--- Task material ---

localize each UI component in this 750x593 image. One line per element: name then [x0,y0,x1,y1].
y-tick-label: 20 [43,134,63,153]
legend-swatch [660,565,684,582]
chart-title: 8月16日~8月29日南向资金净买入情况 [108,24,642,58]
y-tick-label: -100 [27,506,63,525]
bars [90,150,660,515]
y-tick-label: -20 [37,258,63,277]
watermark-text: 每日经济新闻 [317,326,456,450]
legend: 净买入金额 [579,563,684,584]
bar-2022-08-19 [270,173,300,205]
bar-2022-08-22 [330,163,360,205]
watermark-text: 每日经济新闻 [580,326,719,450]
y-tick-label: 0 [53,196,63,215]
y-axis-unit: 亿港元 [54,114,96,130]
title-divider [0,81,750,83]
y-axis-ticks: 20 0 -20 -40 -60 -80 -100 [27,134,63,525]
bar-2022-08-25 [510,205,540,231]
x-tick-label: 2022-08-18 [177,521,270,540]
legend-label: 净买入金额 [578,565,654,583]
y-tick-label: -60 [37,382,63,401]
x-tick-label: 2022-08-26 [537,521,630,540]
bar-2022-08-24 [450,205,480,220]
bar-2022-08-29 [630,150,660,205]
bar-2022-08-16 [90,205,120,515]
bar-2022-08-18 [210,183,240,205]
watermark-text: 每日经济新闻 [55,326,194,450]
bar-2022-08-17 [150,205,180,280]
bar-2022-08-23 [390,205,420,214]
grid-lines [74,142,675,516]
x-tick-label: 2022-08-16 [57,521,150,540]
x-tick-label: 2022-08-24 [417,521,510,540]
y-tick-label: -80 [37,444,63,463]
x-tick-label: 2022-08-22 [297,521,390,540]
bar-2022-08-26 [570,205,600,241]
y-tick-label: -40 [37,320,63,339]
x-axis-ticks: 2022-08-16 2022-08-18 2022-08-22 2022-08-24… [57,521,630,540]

---

- [Written exercise]: Return the items above without any change, starting from the first one and ending with the line containing "x-tick-label: 2022-08-22 [297,521,390,540]", both ends included.

- [Result of the task]:
localize each UI component in this 750x593 image. One line per element: name then [x0,y0,x1,y1].
y-tick-label: 20 [43,134,63,153]
legend-swatch [660,565,684,582]
chart-title: 8月16日~8月29日南向资金净买入情况 [108,24,642,58]
y-tick-label: -100 [27,506,63,525]
bars [90,150,660,515]
y-tick-label: -20 [37,258,63,277]
watermark-text: 每日经济新闻 [317,326,456,450]
legend: 净买入金额 [579,563,684,584]
bar-2022-08-19 [270,173,300,205]
bar-2022-08-22 [330,163,360,205]
watermark-text: 每日经济新闻 [580,326,719,450]
y-tick-label: 0 [53,196,63,215]
y-axis-unit: 亿港元 [54,114,96,130]
title-divider [0,81,750,83]
y-axis-ticks: 20 0 -20 -40 -60 -80 -100 [27,134,63,525]
bar-2022-08-25 [510,205,540,231]
x-tick-label: 2022-08-18 [177,521,270,540]
legend-label: 净买入金额 [578,565,654,583]
y-tick-label: -60 [37,382,63,401]
x-tick-label: 2022-08-26 [537,521,630,540]
bar-2022-08-24 [450,205,480,220]
bar-2022-08-29 [630,150,660,205]
bar-2022-08-16 [90,205,120,515]
bar-2022-08-18 [210,183,240,205]
watermark-text: 每日经济新闻 [55,326,194,450]
bar-2022-08-17 [150,205,180,280]
bar-2022-08-23 [390,205,420,214]
grid-lines [74,142,675,516]
x-tick-label: 2022-08-16 [57,521,150,540]
x-tick-label: 2022-08-24 [417,521,510,540]
y-tick-label: -80 [37,444,63,463]
x-tick-label: 2022-08-22 [297,521,390,540]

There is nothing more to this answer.